(Stored data)
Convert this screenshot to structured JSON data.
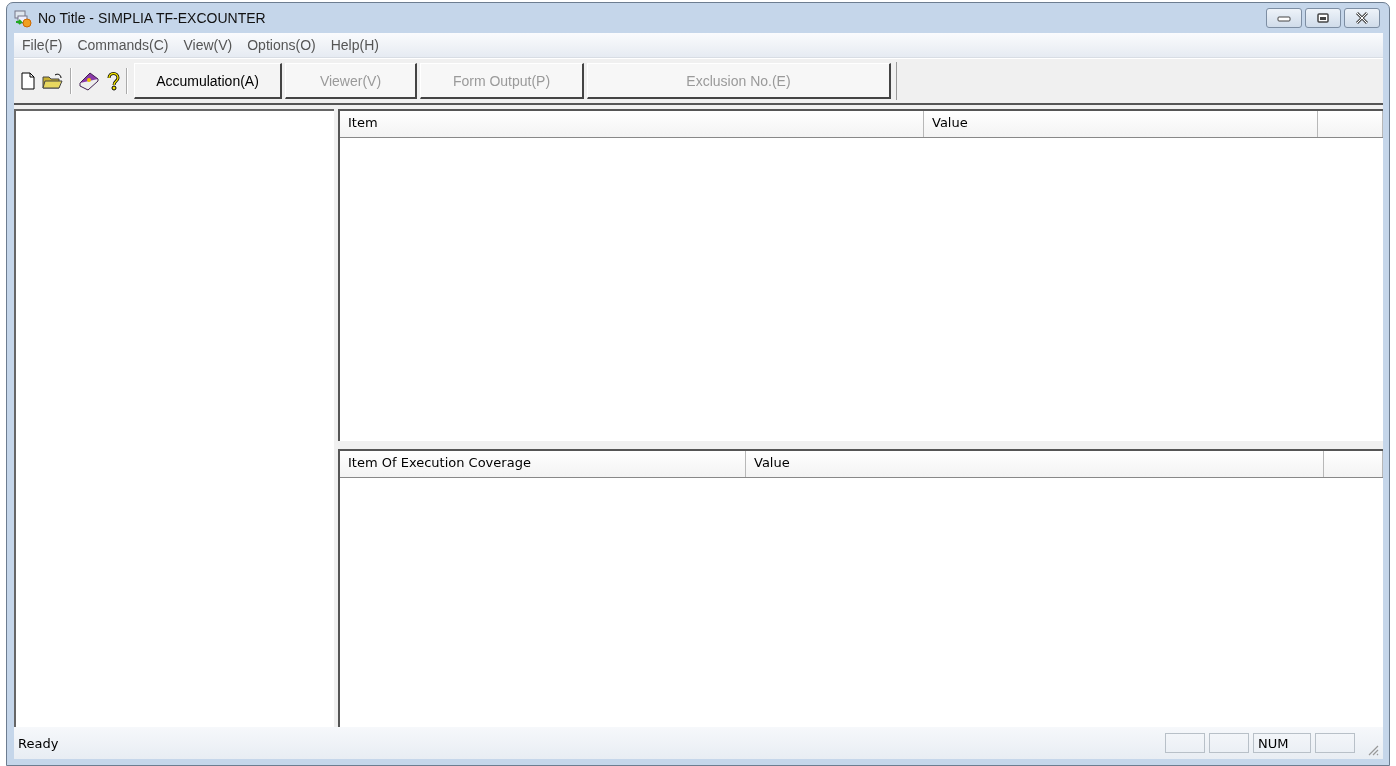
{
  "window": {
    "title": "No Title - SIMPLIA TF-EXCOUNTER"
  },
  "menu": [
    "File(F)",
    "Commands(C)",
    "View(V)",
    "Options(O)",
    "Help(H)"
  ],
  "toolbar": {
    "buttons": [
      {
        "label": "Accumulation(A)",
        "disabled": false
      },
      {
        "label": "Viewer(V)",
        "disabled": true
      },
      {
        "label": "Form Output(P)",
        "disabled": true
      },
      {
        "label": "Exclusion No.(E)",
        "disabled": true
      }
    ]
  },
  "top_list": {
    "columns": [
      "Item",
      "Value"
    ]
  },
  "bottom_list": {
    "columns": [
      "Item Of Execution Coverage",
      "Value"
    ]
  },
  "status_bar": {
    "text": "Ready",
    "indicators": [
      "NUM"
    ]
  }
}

**WRITTEN EXERCISE**
Each line above that includes "label" should be shown.

**FINAL RESULT**
        "label": "Accumulation(A)",
        "label": "Viewer(V)",
        "label": "Form Output(P)",
        "label": "Exclusion No.(E)",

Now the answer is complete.